**Selection:**
---*---

Correctness: Claims, method, and empirical methodology seem correct.
Clarity: The paper is generally well written. My clarity concerns are related to the technical presentation only.
Relation to Prior Work: Closely related work is discussed in enough depth. However, works that are more loosely related to this are not mentioned. For example, there is a very rich literature on hierarchical VAEs, and on VAEs with discrete latent variables, and it would be interesting to read arguments for/against using these other approaches.
Summary and Contributions: The paper expands on prior work on vector-quantized VAEs (VQVAE) and hierarchical autoregressive image models (De Fauw, 2019) by presenting a new compression scheme called Hierarchical Quantized Autoencoders (HQA) with a novel loss objective in comparison to VQ-VAEs. The proposed model introduces a hierarchical latent structure and replaces the deterministic posterior of VQ-VAE with Gumbel Softmax relaxation. It can produce high perceptual quality despite high compression and without relying on autoregressive decoders used by VQVAE and VQVAE2. In the low-rate lossy compression context, the method outperforms the baselines with FID and downstream classification task in MNIST, and visually in Celeba 64x64.
Strengths: The formulation as a whole is novel and seems theoretically solid. The significance of the work seems most obvious in the context of very high compression rate. In CelebA 64x64, the quality of reconstructions degrades gracefully when compression increases, unlike with the other models (as seen in Table 2). The proposed hierarchical latent approach seems sensible and could be more robust and less intensive at evaluation-time than the approach taken in VQ-VAE, especially as it does not require an autoregressive decoder. These ideas seem relevant in the continuing research for improving the vector quantized generative models.

---*---

**Provided data:**
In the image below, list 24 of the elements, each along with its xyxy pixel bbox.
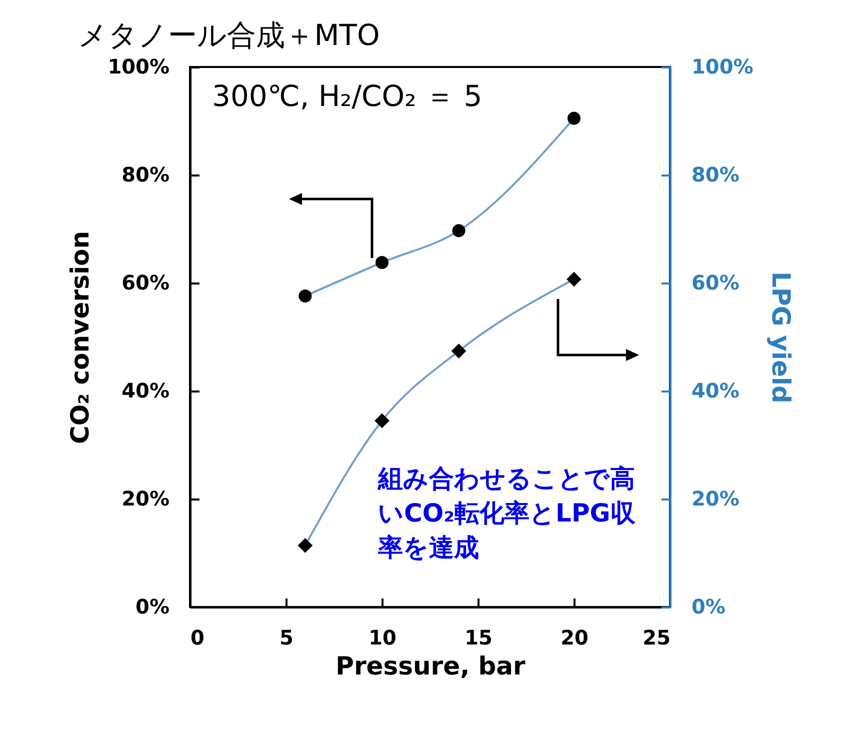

---*---

**Stated problem A:**
In the review, what does the proposed model use in place of the deterministic posterior of VQ-VAE?
**Stated problem B:**
Carry on the review of the hierarchical quantized autoencoder paper from its final sentence.

**Written answer A:**
Gumbel Softmax relaxation.

**Written answer B:**
Weaknesses: My biggest concern is about giving the primary (non-ablation) results only on a single dataset (CelebA) and the use of only low-resolution images (32x32 and 64x64) across the experiments. VQ-VAE, VQ-VAE2, and HAM all present results also on 256x256 resolution. While it is plausible that the proposed method scales gracefully to the larger resolutions, in generative models this cannot be taken for granted, as it can e.g. lead to highly unstable behaviour or infeasible computational complexity (in absence of any discussion to the contrary by the authors). Because the closest prior work does show those higher resolutions, this omission makes the paper feel incomplete. Although the performance of the model in the context of very high compression (i.e. low rate) appears good in 64x64 images, it is not obvious how these benefits scale to the larger resolutions. While the paper emphasizes the compression view of generative modelling, it would be useful to see random sampling performance and FIDs also for random samples, not only for reconstructions. In absence of that, it is harder to put the paper fully into the context of previous models, which nearly always provide these figures. (To be clear, I do not find it a problem if the FIDs for this model are not good, but it is a fairly simple thing to measure for the sake of completeness.) Due to the resolution limitations and scarce details about the computational requirements, I cannot honestly judge whether the proposed method is as relevant as the authors imply. EDIT after rebuttal: In the light of the rebuttal and the discussions with other reviewers, I concede that the resolution question, though highly relevant, does not have to be a show-stopper. Hence I have upgraded my score.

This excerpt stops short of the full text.